— Begin Input data —

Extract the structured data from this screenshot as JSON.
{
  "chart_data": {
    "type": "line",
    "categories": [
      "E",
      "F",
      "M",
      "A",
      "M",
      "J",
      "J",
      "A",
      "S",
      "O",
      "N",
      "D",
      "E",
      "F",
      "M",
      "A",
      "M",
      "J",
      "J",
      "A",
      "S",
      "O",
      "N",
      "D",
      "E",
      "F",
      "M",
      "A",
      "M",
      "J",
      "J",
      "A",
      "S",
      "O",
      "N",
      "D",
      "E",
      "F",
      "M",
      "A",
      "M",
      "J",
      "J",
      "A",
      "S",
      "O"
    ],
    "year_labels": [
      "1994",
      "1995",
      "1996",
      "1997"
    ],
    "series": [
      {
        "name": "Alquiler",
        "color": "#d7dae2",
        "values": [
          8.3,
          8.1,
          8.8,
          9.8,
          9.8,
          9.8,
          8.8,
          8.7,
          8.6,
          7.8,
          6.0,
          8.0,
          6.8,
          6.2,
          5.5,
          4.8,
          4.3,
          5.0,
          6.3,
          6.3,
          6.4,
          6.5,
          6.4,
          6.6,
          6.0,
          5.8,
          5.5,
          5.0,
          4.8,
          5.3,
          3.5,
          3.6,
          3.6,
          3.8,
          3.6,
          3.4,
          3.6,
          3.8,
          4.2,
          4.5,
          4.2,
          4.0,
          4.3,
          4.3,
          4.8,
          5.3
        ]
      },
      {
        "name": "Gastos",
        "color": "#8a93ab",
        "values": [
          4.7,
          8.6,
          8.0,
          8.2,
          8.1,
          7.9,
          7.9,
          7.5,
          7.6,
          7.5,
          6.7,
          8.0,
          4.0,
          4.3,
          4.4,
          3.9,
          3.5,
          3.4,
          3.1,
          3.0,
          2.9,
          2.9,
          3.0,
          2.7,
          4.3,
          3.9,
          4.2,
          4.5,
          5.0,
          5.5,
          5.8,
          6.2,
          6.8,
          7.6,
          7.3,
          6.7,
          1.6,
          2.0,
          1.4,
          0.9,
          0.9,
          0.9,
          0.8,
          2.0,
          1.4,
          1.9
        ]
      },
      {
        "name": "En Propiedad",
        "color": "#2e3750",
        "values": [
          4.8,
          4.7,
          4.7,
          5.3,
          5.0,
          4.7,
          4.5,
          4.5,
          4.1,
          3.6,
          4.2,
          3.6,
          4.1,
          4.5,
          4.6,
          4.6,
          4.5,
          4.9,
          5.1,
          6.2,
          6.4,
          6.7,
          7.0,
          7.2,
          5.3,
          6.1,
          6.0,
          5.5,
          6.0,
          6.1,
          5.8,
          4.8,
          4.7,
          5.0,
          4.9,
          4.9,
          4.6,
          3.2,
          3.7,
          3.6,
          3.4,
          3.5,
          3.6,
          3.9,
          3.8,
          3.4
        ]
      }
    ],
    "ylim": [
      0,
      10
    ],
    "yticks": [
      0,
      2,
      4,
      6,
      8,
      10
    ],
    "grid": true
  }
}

— End Input data —

**What the exercise asks**
Every record should be repeated exactly; please leave none out.

**Response to this exercise**
Extract the structured data from this screenshot as JSON.
{
  "chart_data": {
    "type": "line",
    "categories": [
      "E",
      "F",
      "M",
      "A",
      "M",
      "J",
      "J",
      "A",
      "S",
      "O",
      "N",
      "D",
      "E",
      "F",
      "M",
      "A",
      "M",
      "J",
      "J",
      "A",
      "S",
      "O",
      "N",
      "D",
      "E",
      "F",
      "M",
      "A",
      "M",
      "J",
      "J",
      "A",
      "S",
      "O",
      "N",
      "D",
      "E",
      "F",
      "M",
      "A",
      "M",
      "J",
      "J",
      "A",
      "S",
      "O"
    ],
    "year_labels": [
      "1994",
      "1995",
      "1996",
      "1997"
    ],
    "series": [
      {
        "name": "Alquiler",
        "color": "#d7dae2",
        "values": [
          8.3,
          8.1,
          8.8,
          9.8,
          9.8,
          9.8,
          8.8,
          8.7,
          8.6,
          7.8,
          6.0,
          8.0,
          6.8,
          6.2,
          5.5,
          4.8,
          4.3,
          5.0,
          6.3,
          6.3,
          6.4,
          6.5,
          6.4,
          6.6,
          6.0,
          5.8,
          5.5,
          5.0,
          4.8,
          5.3,
          3.5,
          3.6,
          3.6,
          3.8,
          3.6,
          3.4,
          3.6,
          3.8,
          4.2,
          4.5,
          4.2,
          4.0,
          4.3,
          4.3,
          4.8,
          5.3
        ]
      },
      {
        "name": "Gastos",
        "color": "#8a93ab",
        "values": [
          4.7,
          8.6,
          8.0,
          8.2,
          8.1,
          7.9,
          7.9,
          7.5,
          7.6,
          7.5,
          6.7,
          8.0,
          4.0,
          4.3,
          4.4,
          3.9,
          3.5,
          3.4,
          3.1,
          3.0,
          2.9,
          2.9,
          3.0,
          2.7,
          4.3,
          3.9,
          4.2,
          4.5,
          5.0,
          5.5,
          5.8,
          6.2,
          6.8,
          7.6,
          7.3,
          6.7,
          1.6,
          2.0,
          1.4,
          0.9,
          0.9,
          0.9,
          0.8,
          2.0,
          1.4,
          1.9
        ]
      },
      {
        "name": "En Propiedad",
        "color": "#2e3750",
        "values": [
          4.8,
          4.7,
          4.7,
          5.3,
          5.0,
          4.7,
          4.5,
          4.5,
          4.1,
          3.6,
          4.2,
          3.6,
          4.1,
          4.5,
          4.6,
          4.6,
          4.5,
          4.9,
          5.1,
          6.2,
          6.4,
          6.7,
          7.0,
          7.2,
          5.3,
          6.1,
          6.0,
          5.5,
          6.0,
          6.1,
          5.8,
          4.8,
          4.7,
          5.0,
          4.9,
          4.9,
          4.6,
          3.2,
          3.7,
          3.6,
          3.4,
          3.5,
          3.6,
          3.9,
          3.8,
          3.4
        ]
      }
    ],
    "ylim": [
      0,
      10
    ],
    "yticks": [
      0,
      2,
      4,
      6,
      8,
      10
    ],
    "grid": true
  }
}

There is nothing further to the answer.